Problem to solve –
Beneath this task is a listing; retype all of it exactly.

The input –
* BEGIN *
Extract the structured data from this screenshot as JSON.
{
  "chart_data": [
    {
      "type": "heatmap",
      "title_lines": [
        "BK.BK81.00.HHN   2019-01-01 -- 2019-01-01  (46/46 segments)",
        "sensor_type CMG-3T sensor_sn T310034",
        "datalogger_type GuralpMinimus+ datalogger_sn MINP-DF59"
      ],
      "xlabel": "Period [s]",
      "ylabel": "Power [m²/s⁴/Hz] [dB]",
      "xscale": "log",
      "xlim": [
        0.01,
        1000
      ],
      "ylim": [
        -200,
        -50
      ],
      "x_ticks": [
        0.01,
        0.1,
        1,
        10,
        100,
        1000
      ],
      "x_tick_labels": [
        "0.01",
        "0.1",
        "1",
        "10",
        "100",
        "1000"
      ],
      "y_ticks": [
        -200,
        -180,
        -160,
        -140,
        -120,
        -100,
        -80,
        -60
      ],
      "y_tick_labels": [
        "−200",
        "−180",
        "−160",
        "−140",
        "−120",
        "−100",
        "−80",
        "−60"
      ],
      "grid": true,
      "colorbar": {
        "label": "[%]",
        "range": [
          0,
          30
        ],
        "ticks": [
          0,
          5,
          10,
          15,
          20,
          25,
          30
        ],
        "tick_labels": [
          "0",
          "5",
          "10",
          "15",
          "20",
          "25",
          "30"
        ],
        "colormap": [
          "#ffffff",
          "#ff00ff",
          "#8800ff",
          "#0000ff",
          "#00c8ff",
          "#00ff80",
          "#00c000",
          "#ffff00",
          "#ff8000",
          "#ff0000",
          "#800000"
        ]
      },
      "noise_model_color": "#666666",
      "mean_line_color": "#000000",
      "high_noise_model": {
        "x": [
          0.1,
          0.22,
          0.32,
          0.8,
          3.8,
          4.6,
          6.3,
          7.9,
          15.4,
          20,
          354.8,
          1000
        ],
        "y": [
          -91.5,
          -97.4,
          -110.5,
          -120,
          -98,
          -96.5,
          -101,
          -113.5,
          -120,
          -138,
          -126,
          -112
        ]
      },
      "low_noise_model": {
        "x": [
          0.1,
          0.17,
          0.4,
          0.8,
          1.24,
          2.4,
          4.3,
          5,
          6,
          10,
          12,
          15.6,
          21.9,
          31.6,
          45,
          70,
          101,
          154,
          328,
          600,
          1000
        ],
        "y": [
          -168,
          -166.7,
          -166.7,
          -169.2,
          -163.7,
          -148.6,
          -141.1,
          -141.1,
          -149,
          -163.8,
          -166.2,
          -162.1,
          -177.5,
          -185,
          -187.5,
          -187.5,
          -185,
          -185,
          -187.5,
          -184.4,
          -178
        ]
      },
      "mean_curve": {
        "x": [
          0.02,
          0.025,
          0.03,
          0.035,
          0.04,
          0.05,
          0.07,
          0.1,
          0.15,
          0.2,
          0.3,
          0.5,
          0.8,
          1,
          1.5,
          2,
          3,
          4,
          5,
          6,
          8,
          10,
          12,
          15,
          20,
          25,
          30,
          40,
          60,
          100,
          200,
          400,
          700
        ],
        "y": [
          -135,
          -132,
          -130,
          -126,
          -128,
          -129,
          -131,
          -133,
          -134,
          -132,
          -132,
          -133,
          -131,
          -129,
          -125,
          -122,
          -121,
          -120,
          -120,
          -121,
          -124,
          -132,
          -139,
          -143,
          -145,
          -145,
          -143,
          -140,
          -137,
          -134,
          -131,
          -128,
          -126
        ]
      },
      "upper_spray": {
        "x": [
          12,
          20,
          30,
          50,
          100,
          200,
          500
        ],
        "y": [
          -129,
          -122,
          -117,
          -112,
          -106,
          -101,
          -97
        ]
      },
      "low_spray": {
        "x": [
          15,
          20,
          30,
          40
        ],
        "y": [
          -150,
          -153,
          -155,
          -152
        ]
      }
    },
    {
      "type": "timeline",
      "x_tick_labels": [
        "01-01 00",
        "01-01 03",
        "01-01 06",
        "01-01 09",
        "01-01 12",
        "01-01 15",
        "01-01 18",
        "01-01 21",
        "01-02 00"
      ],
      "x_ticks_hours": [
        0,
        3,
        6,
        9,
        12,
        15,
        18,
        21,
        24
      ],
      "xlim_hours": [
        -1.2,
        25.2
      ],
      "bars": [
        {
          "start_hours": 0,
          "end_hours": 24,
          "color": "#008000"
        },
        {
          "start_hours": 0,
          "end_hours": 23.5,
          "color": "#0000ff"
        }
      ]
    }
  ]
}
* END *
Finished exercise –
Extract the structured data from this screenshot as JSON.
{
  "chart_data": [
    {
      "type": "heatmap",
      "title_lines": [
        "BK.BK81.00.HHN   2019-01-01 -- 2019-01-01  (46/46 segments)",
        "sensor_type CMG-3T sensor_sn T310034",
        "datalogger_type GuralpMinimus+ datalogger_sn MINP-DF59"
      ],
      "xlabel": "Period [s]",
      "ylabel": "Power [m²/s⁴/Hz] [dB]",
      "xscale": "log",
      "xlim": [
        0.01,
        1000
      ],
      "ylim": [
        -200,
        -50
      ],
      "x_ticks": [
        0.01,
        0.1,
        1,
        10,
        100,
        1000
      ],
      "x_tick_labels": [
        "0.01",
        "0.1",
        "1",
        "10",
        "100",
        "1000"
      ],
      "y_ticks": [
        -200,
        -180,
        -160,
        -140,
        -120,
        -100,
        -80,
        -60
      ],
      "y_tick_labels": [
        "−200",
        "−180",
        "−160",
        "−140",
        "−120",
        "−100",
        "−80",
        "−60"
      ],
      "grid": true,
      "colorbar": {
        "label": "[%]",
        "range": [
          0,
          30
        ],
        "ticks": [
          0,
          5,
          10,
          15,
          20,
          25,
          30
        ],
        "tick_labels": [
          "0",
          "5",
          "10",
          "15",
          "20",
          "25",
          "30"
        ],
        "colormap": [
          "#ffffff",
          "#ff00ff",
          "#8800ff",
          "#0000ff",
          "#00c8ff",
          "#00ff80",
          "#00c000",
          "#ffff00",
          "#ff8000",
          "#ff0000",
          "#800000"
        ]
      },
      "noise_model_color": "#666666",
      "mean_line_color": "#000000",
      "high_noise_model": {
        "x": [
          0.1,
          0.22,
          0.32,
          0.8,
          3.8,
          4.6,
          6.3,
          7.9,
          15.4,
          20,
          354.8,
          1000
        ],
        "y": [
          -91.5,
          -97.4,
          -110.5,
          -120,
          -98,
          -96.5,
          -101,
          -113.5,
          -120,
          -138,
          -126,
          -112
        ]
      },
      "low_noise_model": {
        "x": [
          0.1,
          0.17,
          0.4,
          0.8,
          1.24,
          2.4,
          4.3,
          5,
          6,
          10,
          12,
          15.6,
          21.9,
          31.6,
          45,
          70,
          101,
          154,
          328,
          600,
          1000
        ],
        "y": [
          -168,
          -166.7,
          -166.7,
          -169.2,
          -163.7,
          -148.6,
          -141.1,
          -141.1,
          -149,
          -163.8,
          -166.2,
          -162.1,
          -177.5,
          -185,
          -187.5,
          -187.5,
          -185,
          -185,
          -187.5,
          -184.4,
          -178
        ]
      },
      "mean_curve": {
        "x": [
          0.02,
          0.025,
          0.03,
          0.035,
          0.04,
          0.05,
          0.07,
          0.1,
          0.15,
          0.2,
          0.3,
          0.5,
          0.8,
          1,
          1.5,
          2,
          3,
          4,
          5,
          6,
          8,
          10,
          12,
          15,
          20,
          25,
          30,
          40,
          60,
          100,
          200,
          400,
          700
        ],
        "y": [
          -135,
          -132,
          -130,
          -126,
          -128,
          -129,
          -131,
          -133,
          -134,
          -132,
          -132,
          -133,
          -131,
          -129,
          -125,
          -122,
          -121,
          -120,
          -120,
          -121,
          -124,
          -132,
          -139,
          -143,
          -145,
          -145,
          -143,
          -140,
          -137,
          -134,
          -131,
          -128,
          -126
        ]
      },
      "upper_spray": {
        "x": [
          12,
          20,
          30,
          50,
          100,
          200,
          500
        ],
        "y": [
          -129,
          -122,
          -117,
          -112,
          -106,
          -101,
          -97
        ]
      },
      "low_spray": {
        "x": [
          15,
          20,
          30,
          40
        ],
        "y": [
          -150,
          -153,
          -155,
          -152
        ]
      }
    },
    {
      "type": "timeline",
      "x_tick_labels": [
        "01-01 00",
        "01-01 03",
        "01-01 06",
        "01-01 09",
        "01-01 12",
        "01-01 15",
        "01-01 18",
        "01-01 21",
        "01-02 00"
      ],
      "x_ticks_hours": [
        0,
        3,
        6,
        9,
        12,
        15,
        18,
        21,
        24
      ],
      "xlim_hours": [
        -1.2,
        25.2
      ],
      "bars": [
        {
          "start_hours": 0,
          "end_hours": 24,
          "color": "#008000"
        },
        {
          "start_hours": 0,
          "end_hours": 23.5,
          "color": "#0000ff"
        }
      ]
    }
  ]
}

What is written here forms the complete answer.